(Stored records)

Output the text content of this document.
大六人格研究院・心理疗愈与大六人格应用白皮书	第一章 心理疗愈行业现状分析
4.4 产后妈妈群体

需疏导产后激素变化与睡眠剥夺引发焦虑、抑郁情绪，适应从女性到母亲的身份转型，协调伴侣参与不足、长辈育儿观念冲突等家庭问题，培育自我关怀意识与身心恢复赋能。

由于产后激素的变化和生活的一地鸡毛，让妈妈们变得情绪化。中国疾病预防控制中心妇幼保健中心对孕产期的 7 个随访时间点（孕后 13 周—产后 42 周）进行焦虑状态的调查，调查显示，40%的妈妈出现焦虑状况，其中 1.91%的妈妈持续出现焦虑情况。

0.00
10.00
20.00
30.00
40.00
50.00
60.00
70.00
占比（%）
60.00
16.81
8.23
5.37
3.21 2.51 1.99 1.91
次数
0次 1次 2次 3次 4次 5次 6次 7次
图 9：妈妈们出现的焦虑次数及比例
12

Exercise: Restate the whole of the material exactly.

Solution below:
Output the text content of this document.
大六人格研究院・心理疗愈与大六人格应用白皮书	第一章 心理疗愈行业现状分析
4.4 产后妈妈群体

需疏导产后激素变化与睡眠剥夺引发焦虑、抑郁情绪，适应从女性到母亲的身份转型，协调伴侣参与不足、长辈育儿观念冲突等家庭问题，培育自我关怀意识与身心恢复赋能。

由于产后激素的变化和生活的一地鸡毛，让妈妈们变得情绪化。中国疾病预防控制中心妇幼保健中心对孕产期的 7 个随访时间点（孕后 13 周—产后 42 周）进行焦虑状态的调查，调查显示，40%的妈妈出现焦虑状况，其中 1.91%的妈妈持续出现焦虑情况。

0.00
10.00
20.00
30.00
40.00
50.00
60.00
70.00
占比（%）
60.00
16.81
8.23
5.37
3.21 2.51 1.99 1.91
次数
0次 1次 2次 3次 4次 5次 6次 7次
图 9：妈妈们出现的焦虑次数及比例
12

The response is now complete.